TASK DIRECTIONS ::
The records below must be transcribed exactly. Do not include the pictures.

DATA RECORDS ::
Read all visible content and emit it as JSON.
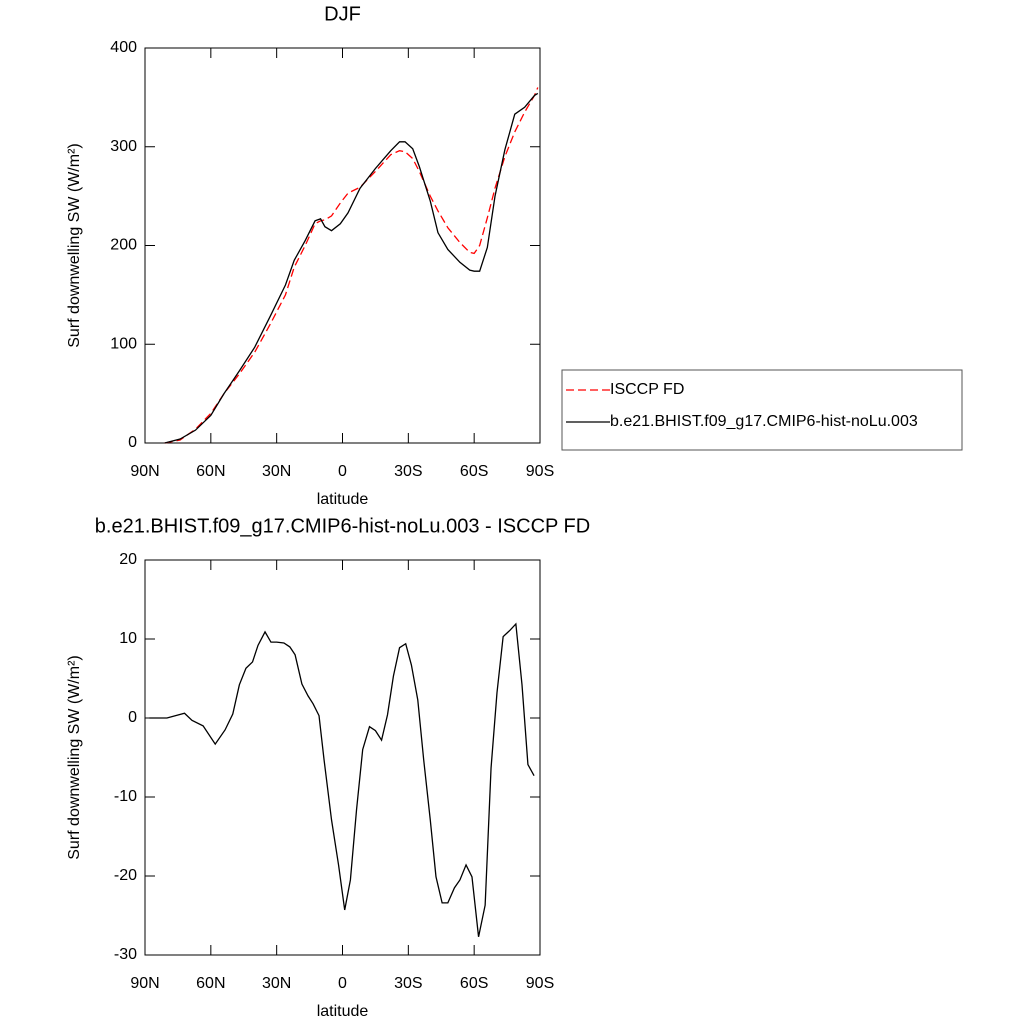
{
  "chart_data": [
    {
      "type": "line",
      "title": "DJF",
      "xlabel": "latitude",
      "ylabel": "Surf downwelling SW (W/m²)",
      "x": [
        81,
        74,
        67,
        60,
        54,
        47,
        40,
        33,
        26,
        22,
        17,
        12.5,
        10,
        8,
        5,
        1,
        -2.5,
        -8,
        -15,
        -22,
        -26,
        -28.5,
        -32,
        -35,
        -40,
        -43.5,
        -48,
        -53.5,
        -58,
        -60,
        -62.5,
        -66,
        -69.5,
        -74,
        -78.5,
        -83,
        -87.5,
        -89
      ],
      "series": [
        {
          "name": "ISCCP FD",
          "color": "#ff0000",
          "line_style": "dashed",
          "values": [
            0,
            3,
            14,
            30,
            50,
            70,
            92,
            120,
            150,
            178,
            200,
            222,
            225,
            226,
            230,
            243,
            253,
            259,
            275,
            292,
            296,
            295,
            288,
            275,
            250,
            235,
            218,
            203,
            193,
            192,
            200,
            228,
            258,
            290,
            315,
            335,
            352,
            360
          ]
        },
        {
          "name": "b.e21.BHIST.f09_g17.CMIP6-hist-noLu.003",
          "color": "#000000",
          "line_style": "solid",
          "values": [
            0,
            4,
            13,
            28,
            50,
            73,
            97,
            128,
            160,
            185,
            205,
            225,
            227,
            219,
            215,
            222,
            233,
            258,
            278,
            296,
            305,
            305,
            298,
            280,
            245,
            213,
            196,
            183,
            175,
            174,
            174,
            198,
            250,
            297,
            333,
            340,
            352,
            354
          ]
        }
      ],
      "xlim": [
        90,
        -90
      ],
      "xticks": [
        {
          "value": 90,
          "label": "90N"
        },
        {
          "value": 60,
          "label": "60N"
        },
        {
          "value": 30,
          "label": "30N"
        },
        0,
        {
          "value": -30,
          "label": "30S"
        },
        {
          "value": -60,
          "label": "60S"
        },
        {
          "value": -90,
          "label": "90S"
        }
      ],
      "ylim": [
        0,
        400
      ],
      "yticks": [
        0,
        100,
        200,
        300,
        400
      ],
      "legend": "right"
    },
    {
      "type": "line",
      "title": "b.e21.BHIST.f09_g17.CMIP6-hist-noLu.003 - ISCCP FD",
      "xlabel": "latitude",
      "ylabel": "Surf downwelling SW (W/m²)",
      "x": [
        88,
        80,
        72,
        68.6,
        63.5,
        58,
        53.5,
        50,
        47,
        44,
        41,
        38.5,
        35.3,
        32.6,
        30,
        26.7,
        24,
        21.6,
        18.5,
        15.7,
        13.4,
        10.7,
        8.4,
        5,
        1.8,
        -1,
        -3.6,
        -6.4,
        -9.2,
        -12.3,
        -15,
        -17.8,
        -20.5,
        -23.2,
        -26,
        -28.8,
        -31.4,
        -34.3,
        -37,
        -40,
        -42.6,
        -45.4,
        -48,
        -51,
        -53.5,
        -56.3,
        -59,
        -62,
        -65,
        -67.7,
        -70.4,
        -73.2,
        -76.3,
        -79,
        -81.8,
        -84.5,
        -87.3
      ],
      "values": [
        0,
        0,
        0.6,
        -0.3,
        -1,
        -3.3,
        -1.5,
        0.5,
        4.2,
        6.3,
        7.1,
        9.2,
        10.9,
        9.6,
        9.6,
        9.5,
        9,
        8,
        4.3,
        2.8,
        1.8,
        0.3,
        -5.3,
        -12.9,
        -18.6,
        -24.3,
        -20.5,
        -11.6,
        -4,
        -1.1,
        -1.6,
        -2.8,
        0.4,
        5.3,
        8.9,
        9.4,
        6.7,
        2.3,
        -5.3,
        -12.9,
        -20.1,
        -23.4,
        -23.4,
        -21.5,
        -20.5,
        -18.6,
        -20.1,
        -27.7,
        -23.7,
        -6.3,
        3.2,
        10.3,
        11.1,
        11.9,
        4.2,
        -5.9,
        -7.3
      ],
      "color": "#000000",
      "xlim": [
        90,
        -90
      ],
      "xticks": [
        {
          "value": 90,
          "label": "90N"
        },
        {
          "value": 60,
          "label": "60N"
        },
        {
          "value": 30,
          "label": "30N"
        },
        0,
        {
          "value": -30,
          "label": "30S"
        },
        {
          "value": -60,
          "label": "60S"
        },
        {
          "value": -90,
          "label": "90S"
        }
      ],
      "ylim": [
        -30,
        20
      ],
      "yticks": [
        -30,
        -20,
        -10,
        0,
        10,
        20
      ]
    }
  ]
}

SOLUTION TO THIS TASK ::
Read all visible content and emit it as JSON.
{
  "chart_data": [
    {
      "type": "line",
      "title": "DJF",
      "xlabel": "latitude",
      "ylabel": "Surf downwelling SW (W/m²)",
      "x": [
        81,
        74,
        67,
        60,
        54,
        47,
        40,
        33,
        26,
        22,
        17,
        12.5,
        10,
        8,
        5,
        1,
        -2.5,
        -8,
        -15,
        -22,
        -26,
        -28.5,
        -32,
        -35,
        -40,
        -43.5,
        -48,
        -53.5,
        -58,
        -60,
        -62.5,
        -66,
        -69.5,
        -74,
        -78.5,
        -83,
        -87.5,
        -89
      ],
      "series": [
        {
          "name": "ISCCP FD",
          "color": "#ff0000",
          "line_style": "dashed",
          "values": [
            0,
            3,
            14,
            30,
            50,
            70,
            92,
            120,
            150,
            178,
            200,
            222,
            225,
            226,
            230,
            243,
            253,
            259,
            275,
            292,
            296,
            295,
            288,
            275,
            250,
            235,
            218,
            203,
            193,
            192,
            200,
            228,
            258,
            290,
            315,
            335,
            352,
            360
          ]
        },
        {
          "name": "b.e21.BHIST.f09_g17.CMIP6-hist-noLu.003",
          "color": "#000000",
          "line_style": "solid",
          "values": [
            0,
            4,
            13,
            28,
            50,
            73,
            97,
            128,
            160,
            185,
            205,
            225,
            227,
            219,
            215,
            222,
            233,
            258,
            278,
            296,
            305,
            305,
            298,
            280,
            245,
            213,
            196,
            183,
            175,
            174,
            174,
            198,
            250,
            297,
            333,
            340,
            352,
            354
          ]
        }
      ],
      "xlim": [
        90,
        -90
      ],
      "xticks": [
        {
          "value": 90,
          "label": "90N"
        },
        {
          "value": 60,
          "label": "60N"
        },
        {
          "value": 30,
          "label": "30N"
        },
        0,
        {
          "value": -30,
          "label": "30S"
        },
        {
          "value": -60,
          "label": "60S"
        },
        {
          "value": -90,
          "label": "90S"
        }
      ],
      "ylim": [
        0,
        400
      ],
      "yticks": [
        0,
        100,
        200,
        300,
        400
      ],
      "legend": "right"
    },
    {
      "type": "line",
      "title": "b.e21.BHIST.f09_g17.CMIP6-hist-noLu.003 - ISCCP FD",
      "xlabel": "latitude",
      "ylabel": "Surf downwelling SW (W/m²)",
      "x": [
        88,
        80,
        72,
        68.6,
        63.5,
        58,
        53.5,
        50,
        47,
        44,
        41,
        38.5,
        35.3,
        32.6,
        30,
        26.7,
        24,
        21.6,
        18.5,
        15.7,
        13.4,
        10.7,
        8.4,
        5,
        1.8,
        -1,
        -3.6,
        -6.4,
        -9.2,
        -12.3,
        -15,
        -17.8,
        -20.5,
        -23.2,
        -26,
        -28.8,
        -31.4,
        -34.3,
        -37,
        -40,
        -42.6,
        -45.4,
        -48,
        -51,
        -53.5,
        -56.3,
        -59,
        -62,
        -65,
        -67.7,
        -70.4,
        -73.2,
        -76.3,
        -79,
        -81.8,
        -84.5,
        -87.3
      ],
      "values": [
        0,
        0,
        0.6,
        -0.3,
        -1,
        -3.3,
        -1.5,
        0.5,
        4.2,
        6.3,
        7.1,
        9.2,
        10.9,
        9.6,
        9.6,
        9.5,
        9,
        8,
        4.3,
        2.8,
        1.8,
        0.3,
        -5.3,
        -12.9,
        -18.6,
        -24.3,
        -20.5,
        -11.6,
        -4,
        -1.1,
        -1.6,
        -2.8,
        0.4,
        5.3,
        8.9,
        9.4,
        6.7,
        2.3,
        -5.3,
        -12.9,
        -20.1,
        -23.4,
        -23.4,
        -21.5,
        -20.5,
        -18.6,
        -20.1,
        -27.7,
        -23.7,
        -6.3,
        3.2,
        10.3,
        11.1,
        11.9,
        4.2,
        -5.9,
        -7.3
      ],
      "color": "#000000",
      "xlim": [
        90,
        -90
      ],
      "xticks": [
        {
          "value": 90,
          "label": "90N"
        },
        {
          "value": 60,
          "label": "60N"
        },
        {
          "value": 30,
          "label": "30N"
        },
        0,
        {
          "value": -30,
          "label": "30S"
        },
        {
          "value": -60,
          "label": "60S"
        },
        {
          "value": -90,
          "label": "90S"
        }
      ],
      "ylim": [
        -30,
        20
      ],
      "yticks": [
        -30,
        -20,
        -10,
        0,
        10,
        20
      ]
    }
  ]
}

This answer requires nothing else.